▶ **Material**
★ ★ ★ ★
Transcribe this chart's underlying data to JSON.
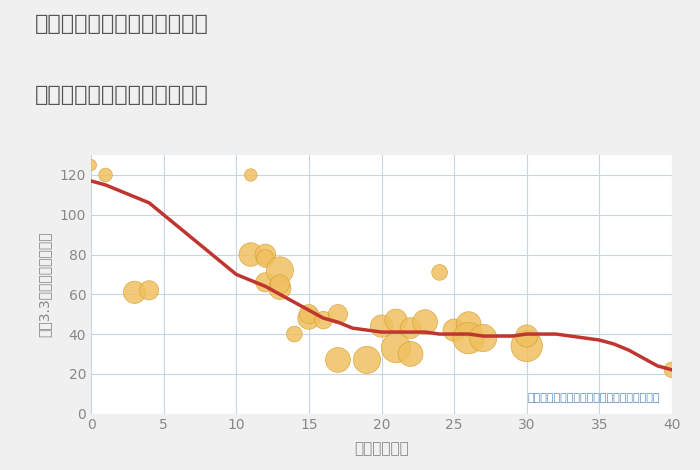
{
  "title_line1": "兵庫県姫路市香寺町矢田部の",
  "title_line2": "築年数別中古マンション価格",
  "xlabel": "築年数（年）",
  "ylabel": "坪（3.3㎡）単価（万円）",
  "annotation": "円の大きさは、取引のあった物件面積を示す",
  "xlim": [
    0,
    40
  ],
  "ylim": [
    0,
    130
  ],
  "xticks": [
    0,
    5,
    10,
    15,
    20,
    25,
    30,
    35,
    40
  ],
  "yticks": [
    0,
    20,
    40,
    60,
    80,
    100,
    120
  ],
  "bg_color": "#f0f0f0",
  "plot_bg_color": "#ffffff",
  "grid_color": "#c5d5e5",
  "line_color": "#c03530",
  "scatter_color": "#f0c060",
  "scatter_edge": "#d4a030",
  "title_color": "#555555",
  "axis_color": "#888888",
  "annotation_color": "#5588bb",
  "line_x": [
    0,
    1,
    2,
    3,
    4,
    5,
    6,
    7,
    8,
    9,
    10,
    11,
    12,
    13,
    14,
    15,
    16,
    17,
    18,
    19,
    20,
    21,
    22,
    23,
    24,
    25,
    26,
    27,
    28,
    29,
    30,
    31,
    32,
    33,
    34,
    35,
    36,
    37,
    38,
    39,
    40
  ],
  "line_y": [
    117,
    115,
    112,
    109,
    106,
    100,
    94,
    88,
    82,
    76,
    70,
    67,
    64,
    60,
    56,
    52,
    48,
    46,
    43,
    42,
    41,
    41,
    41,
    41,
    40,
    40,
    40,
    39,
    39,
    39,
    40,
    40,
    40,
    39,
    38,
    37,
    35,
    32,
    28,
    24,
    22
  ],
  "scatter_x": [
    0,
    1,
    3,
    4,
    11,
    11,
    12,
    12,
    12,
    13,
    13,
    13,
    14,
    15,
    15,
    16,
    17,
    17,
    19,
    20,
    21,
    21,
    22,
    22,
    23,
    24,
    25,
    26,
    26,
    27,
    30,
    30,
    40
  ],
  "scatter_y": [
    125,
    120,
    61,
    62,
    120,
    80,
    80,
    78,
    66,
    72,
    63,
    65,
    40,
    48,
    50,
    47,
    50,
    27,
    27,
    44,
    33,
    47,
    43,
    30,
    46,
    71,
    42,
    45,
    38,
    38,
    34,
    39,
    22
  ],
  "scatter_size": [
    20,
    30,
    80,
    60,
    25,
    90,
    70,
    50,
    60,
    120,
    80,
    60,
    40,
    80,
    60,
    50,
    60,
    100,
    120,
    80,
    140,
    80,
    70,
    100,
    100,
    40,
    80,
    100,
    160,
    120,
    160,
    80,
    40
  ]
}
★ ★ ★ ★
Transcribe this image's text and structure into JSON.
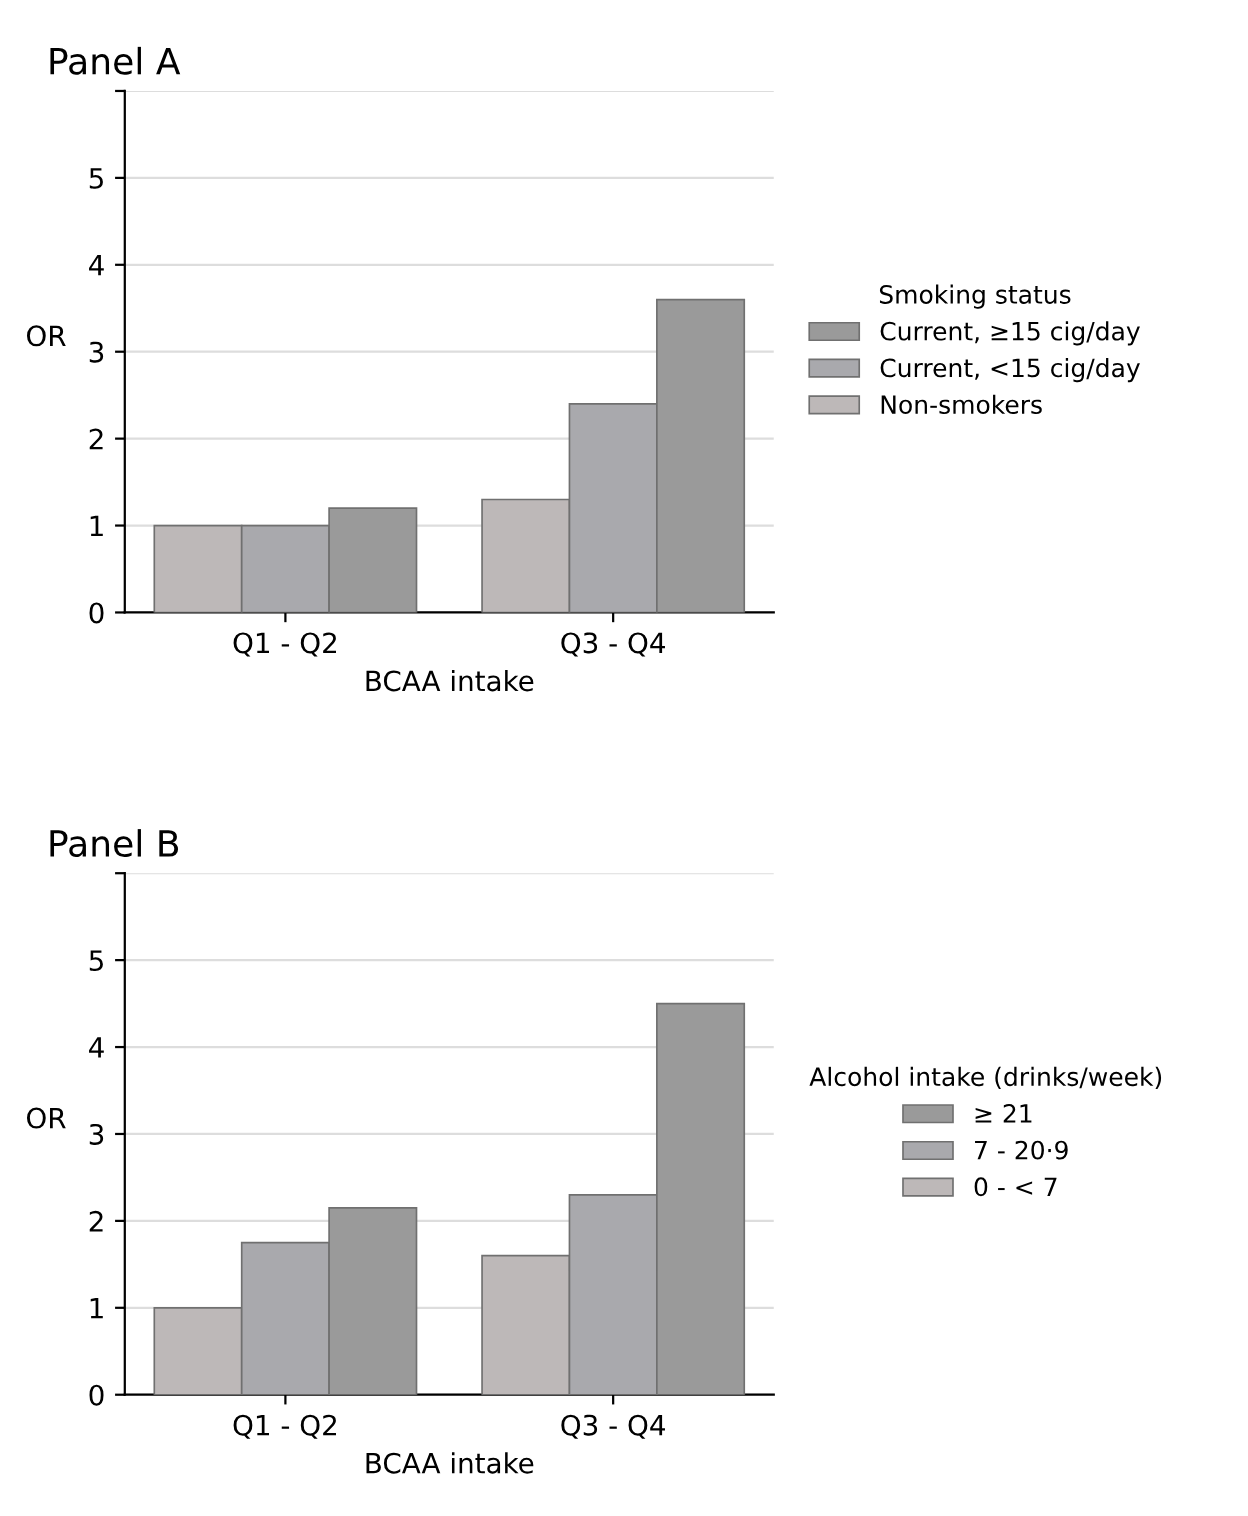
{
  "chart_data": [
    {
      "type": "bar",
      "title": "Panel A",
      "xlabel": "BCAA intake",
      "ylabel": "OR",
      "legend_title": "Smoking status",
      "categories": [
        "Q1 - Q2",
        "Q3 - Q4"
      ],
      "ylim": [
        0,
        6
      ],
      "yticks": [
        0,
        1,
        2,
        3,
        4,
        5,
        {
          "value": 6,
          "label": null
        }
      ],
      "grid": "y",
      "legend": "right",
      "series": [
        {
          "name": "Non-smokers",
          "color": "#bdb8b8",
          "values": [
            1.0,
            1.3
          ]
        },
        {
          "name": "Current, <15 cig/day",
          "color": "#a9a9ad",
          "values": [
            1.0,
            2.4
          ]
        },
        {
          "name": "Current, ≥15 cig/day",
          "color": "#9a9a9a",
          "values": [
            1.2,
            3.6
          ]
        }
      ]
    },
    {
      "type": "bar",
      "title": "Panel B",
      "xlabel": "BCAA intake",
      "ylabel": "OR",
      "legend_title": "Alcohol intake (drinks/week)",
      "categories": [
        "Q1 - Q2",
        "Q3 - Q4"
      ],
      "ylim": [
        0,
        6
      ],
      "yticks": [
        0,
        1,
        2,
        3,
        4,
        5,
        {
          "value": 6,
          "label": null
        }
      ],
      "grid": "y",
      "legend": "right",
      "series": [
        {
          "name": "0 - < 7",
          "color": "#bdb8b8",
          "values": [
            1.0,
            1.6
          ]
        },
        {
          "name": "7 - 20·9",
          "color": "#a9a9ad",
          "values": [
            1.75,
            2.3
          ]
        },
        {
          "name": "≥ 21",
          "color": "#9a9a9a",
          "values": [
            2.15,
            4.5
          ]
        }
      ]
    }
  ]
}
★ ★ ★ ★
▶ **Directive**
Track down all lines above with the string "name" and copy them.

▶ **Solution for this exercise**
          "name": "Non-smokers",
          "name": "Current, <15 cig/day",
          "name": "Current, ≥15 cig/day",
          "name": "0 - < 7",
          "name": "7 - 20·9",
          "name": "≥ 21",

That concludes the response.